Excerpt from a dataset:
....
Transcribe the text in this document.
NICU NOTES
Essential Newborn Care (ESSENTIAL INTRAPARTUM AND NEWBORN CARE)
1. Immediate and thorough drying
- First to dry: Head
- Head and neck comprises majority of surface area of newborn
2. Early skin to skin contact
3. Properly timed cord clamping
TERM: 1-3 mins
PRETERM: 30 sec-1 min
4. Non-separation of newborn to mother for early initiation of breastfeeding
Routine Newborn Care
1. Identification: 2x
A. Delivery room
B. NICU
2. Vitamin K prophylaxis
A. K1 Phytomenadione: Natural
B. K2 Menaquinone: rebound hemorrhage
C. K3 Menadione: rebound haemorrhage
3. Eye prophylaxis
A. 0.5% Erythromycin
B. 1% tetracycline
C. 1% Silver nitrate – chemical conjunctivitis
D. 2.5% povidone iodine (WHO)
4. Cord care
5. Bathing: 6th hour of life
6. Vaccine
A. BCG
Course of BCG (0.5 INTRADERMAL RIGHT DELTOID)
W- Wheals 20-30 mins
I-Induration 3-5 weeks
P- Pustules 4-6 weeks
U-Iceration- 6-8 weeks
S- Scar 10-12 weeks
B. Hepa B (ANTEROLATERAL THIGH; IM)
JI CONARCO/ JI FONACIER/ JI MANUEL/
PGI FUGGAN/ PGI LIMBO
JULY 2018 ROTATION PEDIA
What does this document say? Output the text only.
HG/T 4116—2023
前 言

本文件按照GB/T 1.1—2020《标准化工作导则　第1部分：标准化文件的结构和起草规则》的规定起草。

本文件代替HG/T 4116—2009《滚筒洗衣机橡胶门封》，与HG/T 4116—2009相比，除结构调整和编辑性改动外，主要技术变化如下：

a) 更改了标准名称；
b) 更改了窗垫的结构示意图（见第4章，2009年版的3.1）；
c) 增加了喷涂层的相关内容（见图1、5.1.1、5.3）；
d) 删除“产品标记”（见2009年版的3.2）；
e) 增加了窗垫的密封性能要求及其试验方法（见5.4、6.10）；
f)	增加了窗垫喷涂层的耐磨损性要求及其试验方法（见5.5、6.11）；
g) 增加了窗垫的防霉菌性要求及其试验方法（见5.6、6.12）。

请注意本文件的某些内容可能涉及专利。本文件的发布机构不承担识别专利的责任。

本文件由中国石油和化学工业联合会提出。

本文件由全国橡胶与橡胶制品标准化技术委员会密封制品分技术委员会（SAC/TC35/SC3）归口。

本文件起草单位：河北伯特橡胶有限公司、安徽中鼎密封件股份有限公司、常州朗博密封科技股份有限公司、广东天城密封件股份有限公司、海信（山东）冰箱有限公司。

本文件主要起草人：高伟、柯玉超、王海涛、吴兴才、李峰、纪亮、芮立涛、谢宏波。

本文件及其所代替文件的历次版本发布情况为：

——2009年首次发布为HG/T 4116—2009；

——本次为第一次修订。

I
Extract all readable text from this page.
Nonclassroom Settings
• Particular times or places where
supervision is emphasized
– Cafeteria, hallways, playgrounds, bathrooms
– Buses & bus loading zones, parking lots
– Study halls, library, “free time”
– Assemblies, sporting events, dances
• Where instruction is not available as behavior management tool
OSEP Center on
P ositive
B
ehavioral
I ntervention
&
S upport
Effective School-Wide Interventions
....
REQUIREMENTS:
Repeat the line that contains "Extract all readable text from this page.", then every line after it until the records end, with nothing added.

TASK SOLUTION:
Extract all readable text from this page.
Nonclassroom Settings
• Particular times or places where
supervision is emphasized
– Cafeteria, hallways, playgrounds, bathrooms
– Buses & bus loading zones, parking lots
– Study halls, library, “free time”
– Assemblies, sporting events, dances
• Where instruction is not available as behavior management tool
OSEP Center on
P ositive
B
ehavioral
I ntervention
&
S upport
Effective School-Wide Interventions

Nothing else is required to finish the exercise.